- PROBLEM STATEMENT -
Only the number is wanted: count the lines that contain "desde".

==========

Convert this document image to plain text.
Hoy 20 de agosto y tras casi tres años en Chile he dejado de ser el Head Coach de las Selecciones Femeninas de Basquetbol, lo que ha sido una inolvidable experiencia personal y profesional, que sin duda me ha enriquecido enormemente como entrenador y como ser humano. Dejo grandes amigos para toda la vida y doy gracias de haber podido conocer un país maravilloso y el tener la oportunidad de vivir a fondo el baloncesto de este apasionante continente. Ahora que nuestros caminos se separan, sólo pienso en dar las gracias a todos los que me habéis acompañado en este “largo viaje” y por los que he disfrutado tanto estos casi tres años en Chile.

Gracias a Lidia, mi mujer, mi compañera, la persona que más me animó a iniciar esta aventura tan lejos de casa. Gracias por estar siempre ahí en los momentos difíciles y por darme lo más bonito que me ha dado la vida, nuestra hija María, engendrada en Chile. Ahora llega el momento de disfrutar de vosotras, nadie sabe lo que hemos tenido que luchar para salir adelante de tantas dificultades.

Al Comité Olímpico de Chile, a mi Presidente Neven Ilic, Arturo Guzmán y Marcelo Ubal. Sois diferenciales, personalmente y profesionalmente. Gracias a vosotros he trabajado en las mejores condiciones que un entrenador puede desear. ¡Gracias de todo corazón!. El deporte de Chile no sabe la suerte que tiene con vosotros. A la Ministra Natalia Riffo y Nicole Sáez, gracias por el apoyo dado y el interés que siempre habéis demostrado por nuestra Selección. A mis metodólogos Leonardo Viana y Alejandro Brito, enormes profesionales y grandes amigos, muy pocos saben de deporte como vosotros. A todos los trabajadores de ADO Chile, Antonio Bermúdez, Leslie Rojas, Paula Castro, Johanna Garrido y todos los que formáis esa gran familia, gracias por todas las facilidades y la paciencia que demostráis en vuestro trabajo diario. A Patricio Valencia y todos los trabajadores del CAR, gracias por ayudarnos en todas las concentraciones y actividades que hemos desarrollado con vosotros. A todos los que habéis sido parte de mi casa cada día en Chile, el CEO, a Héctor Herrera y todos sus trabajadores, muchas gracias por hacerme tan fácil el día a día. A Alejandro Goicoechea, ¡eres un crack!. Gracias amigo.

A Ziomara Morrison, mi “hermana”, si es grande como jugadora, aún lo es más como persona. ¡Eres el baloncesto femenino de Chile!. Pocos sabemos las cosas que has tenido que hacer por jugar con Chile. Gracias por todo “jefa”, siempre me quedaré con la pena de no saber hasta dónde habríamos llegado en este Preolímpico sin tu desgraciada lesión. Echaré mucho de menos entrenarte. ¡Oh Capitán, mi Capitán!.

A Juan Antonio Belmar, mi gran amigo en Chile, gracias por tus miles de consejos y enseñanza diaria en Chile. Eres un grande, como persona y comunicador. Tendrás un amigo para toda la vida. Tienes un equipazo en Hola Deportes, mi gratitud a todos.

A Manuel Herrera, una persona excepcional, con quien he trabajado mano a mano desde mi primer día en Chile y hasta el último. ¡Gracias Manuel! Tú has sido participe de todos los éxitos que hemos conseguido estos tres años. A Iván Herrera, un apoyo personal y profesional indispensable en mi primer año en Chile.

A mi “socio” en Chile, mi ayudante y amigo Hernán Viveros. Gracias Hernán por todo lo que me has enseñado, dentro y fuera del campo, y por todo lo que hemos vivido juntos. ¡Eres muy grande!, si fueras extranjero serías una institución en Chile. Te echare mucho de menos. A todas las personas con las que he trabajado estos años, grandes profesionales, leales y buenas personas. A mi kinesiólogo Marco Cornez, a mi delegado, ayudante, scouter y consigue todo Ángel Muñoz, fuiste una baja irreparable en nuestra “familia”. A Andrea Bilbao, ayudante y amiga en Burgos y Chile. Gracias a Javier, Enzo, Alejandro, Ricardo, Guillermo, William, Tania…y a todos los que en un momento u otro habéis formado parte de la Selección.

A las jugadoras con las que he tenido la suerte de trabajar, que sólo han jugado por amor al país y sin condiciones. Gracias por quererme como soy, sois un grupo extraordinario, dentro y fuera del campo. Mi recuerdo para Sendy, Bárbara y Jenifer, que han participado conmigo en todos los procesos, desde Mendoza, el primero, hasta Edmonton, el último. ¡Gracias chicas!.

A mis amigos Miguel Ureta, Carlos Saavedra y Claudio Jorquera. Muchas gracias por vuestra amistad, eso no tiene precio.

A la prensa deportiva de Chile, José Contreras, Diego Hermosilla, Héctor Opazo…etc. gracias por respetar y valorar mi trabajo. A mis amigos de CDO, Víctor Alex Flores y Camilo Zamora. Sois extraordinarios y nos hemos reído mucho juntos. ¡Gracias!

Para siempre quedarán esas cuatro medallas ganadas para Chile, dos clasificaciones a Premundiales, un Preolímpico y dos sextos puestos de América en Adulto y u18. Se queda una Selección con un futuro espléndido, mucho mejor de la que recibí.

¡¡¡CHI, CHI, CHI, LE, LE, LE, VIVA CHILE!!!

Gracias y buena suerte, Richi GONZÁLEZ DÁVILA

==========

- SOLVED EXERCISE -
2